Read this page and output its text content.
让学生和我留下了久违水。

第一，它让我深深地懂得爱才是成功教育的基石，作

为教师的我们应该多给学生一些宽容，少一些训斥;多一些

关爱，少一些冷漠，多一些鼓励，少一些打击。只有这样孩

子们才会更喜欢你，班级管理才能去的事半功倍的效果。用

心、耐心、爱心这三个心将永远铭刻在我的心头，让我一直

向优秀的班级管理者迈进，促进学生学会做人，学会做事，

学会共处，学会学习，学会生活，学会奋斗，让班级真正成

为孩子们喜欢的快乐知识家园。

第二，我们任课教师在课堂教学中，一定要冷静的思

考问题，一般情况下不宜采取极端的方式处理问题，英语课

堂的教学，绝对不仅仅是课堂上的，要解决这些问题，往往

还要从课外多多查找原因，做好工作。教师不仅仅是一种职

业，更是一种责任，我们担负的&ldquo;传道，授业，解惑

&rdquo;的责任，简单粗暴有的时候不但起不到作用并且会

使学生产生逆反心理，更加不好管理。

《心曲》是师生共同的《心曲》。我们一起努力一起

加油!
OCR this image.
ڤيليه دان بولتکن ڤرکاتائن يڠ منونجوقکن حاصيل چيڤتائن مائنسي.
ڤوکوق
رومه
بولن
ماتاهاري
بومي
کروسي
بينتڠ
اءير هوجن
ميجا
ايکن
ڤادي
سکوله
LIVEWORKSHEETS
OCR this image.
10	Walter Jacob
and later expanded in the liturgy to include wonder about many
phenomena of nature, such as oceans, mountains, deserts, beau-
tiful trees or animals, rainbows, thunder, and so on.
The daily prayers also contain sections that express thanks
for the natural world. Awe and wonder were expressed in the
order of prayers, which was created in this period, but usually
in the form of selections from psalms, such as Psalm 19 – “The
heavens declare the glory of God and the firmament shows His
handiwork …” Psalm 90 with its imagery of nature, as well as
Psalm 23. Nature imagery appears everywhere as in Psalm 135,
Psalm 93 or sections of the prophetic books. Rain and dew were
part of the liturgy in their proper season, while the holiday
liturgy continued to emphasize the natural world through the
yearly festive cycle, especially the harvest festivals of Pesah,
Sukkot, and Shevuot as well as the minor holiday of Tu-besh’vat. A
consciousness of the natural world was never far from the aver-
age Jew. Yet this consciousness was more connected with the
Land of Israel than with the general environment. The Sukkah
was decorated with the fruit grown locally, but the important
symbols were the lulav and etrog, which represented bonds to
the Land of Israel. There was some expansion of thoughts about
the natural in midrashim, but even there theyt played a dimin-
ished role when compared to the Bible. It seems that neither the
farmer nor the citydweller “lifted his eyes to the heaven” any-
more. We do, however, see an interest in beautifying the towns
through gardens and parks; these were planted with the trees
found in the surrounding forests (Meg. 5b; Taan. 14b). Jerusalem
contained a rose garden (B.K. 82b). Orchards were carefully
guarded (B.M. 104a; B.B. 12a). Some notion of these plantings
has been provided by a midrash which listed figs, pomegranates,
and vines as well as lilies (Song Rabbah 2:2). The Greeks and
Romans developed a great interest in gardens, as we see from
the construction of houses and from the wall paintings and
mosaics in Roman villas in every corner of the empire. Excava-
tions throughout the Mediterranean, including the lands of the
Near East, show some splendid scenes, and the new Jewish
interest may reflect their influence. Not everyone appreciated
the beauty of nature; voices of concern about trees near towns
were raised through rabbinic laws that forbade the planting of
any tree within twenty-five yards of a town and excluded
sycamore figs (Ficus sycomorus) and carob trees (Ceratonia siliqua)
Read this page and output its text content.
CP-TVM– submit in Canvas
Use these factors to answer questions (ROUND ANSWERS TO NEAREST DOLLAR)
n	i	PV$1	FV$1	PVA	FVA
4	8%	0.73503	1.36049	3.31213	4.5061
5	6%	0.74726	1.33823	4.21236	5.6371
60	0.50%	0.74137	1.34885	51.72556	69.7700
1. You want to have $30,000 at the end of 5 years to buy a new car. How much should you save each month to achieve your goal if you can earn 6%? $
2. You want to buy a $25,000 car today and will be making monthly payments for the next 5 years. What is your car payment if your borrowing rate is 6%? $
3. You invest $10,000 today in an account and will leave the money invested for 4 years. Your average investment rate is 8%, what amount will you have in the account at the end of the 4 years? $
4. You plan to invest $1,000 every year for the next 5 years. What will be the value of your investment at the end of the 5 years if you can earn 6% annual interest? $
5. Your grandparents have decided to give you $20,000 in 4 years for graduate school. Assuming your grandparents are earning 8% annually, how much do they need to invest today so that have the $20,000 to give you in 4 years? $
__________________________________________________
* **Problem to solve**: All of the data needs to be reproduced exactly, with no line missing.

* **Result for this task**:
Read this page and output its text content.
让学生和我留下了久违水。

第一，它让我深深地懂得爱才是成功教育的基石，作

为教师的我们应该多给学生一些宽容，少一些训斥;多一些

关爱，少一些冷漠，多一些鼓励，少一些打击。只有这样孩

子们才会更喜欢你，班级管理才能去的事半功倍的效果。用

心、耐心、爱心这三个心将永远铭刻在我的心头，让我一直

向优秀的班级管理者迈进，促进学生学会做人，学会做事，

学会共处，学会学习，学会生活，学会奋斗，让班级真正成

为孩子们喜欢的快乐知识家园。

第二，我们任课教师在课堂教学中，一定要冷静的思

考问题，一般情况下不宜采取极端的方式处理问题，英语课

堂的教学，绝对不仅仅是课堂上的，要解决这些问题，往往

还要从课外多多查找原因，做好工作。教师不仅仅是一种职

业，更是一种责任，我们担负的&ldquo;传道，授业，解惑

&rdquo;的责任，简单粗暴有的时候不但起不到作用并且会

使学生产生逆反心理，更加不好管理。

《心曲》是师生共同的《心曲》。我们一起努力一起

加油!
OCR this image.
ڤيليه دان بولتکن ڤرکاتائن يڠ منونجوقکن حاصيل چيڤتائن مائنسي.
ڤوکوق
رومه
بولن
ماتاهاري
بومي
کروسي
بينتڠ
اءير هوجن
ميجا
ايکن
ڤادي
سکوله
LIVEWORKSHEETS
OCR this image.
10	Walter Jacob
and later expanded in the liturgy to include wonder about many
phenomena of nature, such as oceans, mountains, deserts, beau-
tiful trees or animals, rainbows, thunder, and so on.
The daily prayers also contain sections that express thanks
for the natural world. Awe and wonder were expressed in the
order of prayers, which was created in this period, but usually
in the form of selections from psalms, such as Psalm 19 – “The
heavens declare the glory of God and the firmament shows His
handiwork …” Psalm 90 with its imagery of nature, as well as
Psalm 23. Nature imagery appears everywhere as in Psalm 135,
Psalm 93 or sections of the prophetic books. Rain and dew were
part of the liturgy in their proper season, while the holiday
liturgy continued to emphasize the natural world through the
yearly festive cycle, especially the harvest festivals of Pesah,
Sukkot, and Shevuot as well as the minor holiday of Tu-besh’vat. A
consciousness of the natural world was never far from the aver-
age Jew. Yet this consciousness was more connected with the
Land of Israel than with the general environment. The Sukkah
was decorated with the fruit grown locally, but the important
symbols were the lulav and etrog, which represented bonds to
the Land of Israel. There was some expansion of thoughts about
the natural in midrashim, but even there theyt played a dimin-
ished role when compared to the Bible. It seems that neither the
farmer nor the citydweller “lifted his eyes to the heaven” any-
more. We do, however, see an interest in beautifying the towns
through gardens and parks; these were planted with the trees
found in the surrounding forests (Meg. 5b; Taan. 14b). Jerusalem
contained a rose garden (B.K. 82b). Orchards were carefully
guarded (B.M. 104a; B.B. 12a). Some notion of these plantings
has been provided by a midrash which listed figs, pomegranates,
and vines as well as lilies (Song Rabbah 2:2). The Greeks and
Romans developed a great interest in gardens, as we see from
the construction of houses and from the wall paintings and
mosaics in Roman villas in every corner of the empire. Excava-
tions throughout the Mediterranean, including the lands of the
Near East, show some splendid scenes, and the new Jewish
interest may reflect their influence. Not everyone appreciated
the beauty of nature; voices of concern about trees near towns
were raised through rabbinic laws that forbade the planting of
any tree within twenty-five yards of a town and excluded
sycamore figs (Ficus sycomorus) and carob trees (Ceratonia siliqua)
Read this page and output its text content.
CP-TVM– submit in Canvas
Use these factors to answer questions (ROUND ANSWERS TO NEAREST DOLLAR)
n	i	PV$1	FV$1	PVA	FVA
4	8%	0.73503	1.36049	3.31213	4.5061
5	6%	0.74726	1.33823	4.21236	5.6371
60	0.50%	0.74137	1.34885	51.72556	69.7700
1. You want to have $30,000 at the end of 5 years to buy a new car. How much should you save each month to achieve your goal if you can earn 6%? $
2. You want to buy a $25,000 car today and will be making monthly payments for the next 5 years. What is your car payment if your borrowing rate is 6%? $
3. You invest $10,000 today in an account and will leave the money invested for 4 years. Your average investment rate is 8%, what amount will you have in the account at the end of the 4 years? $
4. You plan to invest $1,000 every year for the next 5 years. What will be the value of your investment at the end of the 5 years if you can earn 6% annual interest? $
5. Your grandparents have decided to give you $20,000 in 4 years for graduate school. Assuming your grandparents are earning 8% annually, how much do they need to invest today so that have the $20,000 to give you in 4 years? $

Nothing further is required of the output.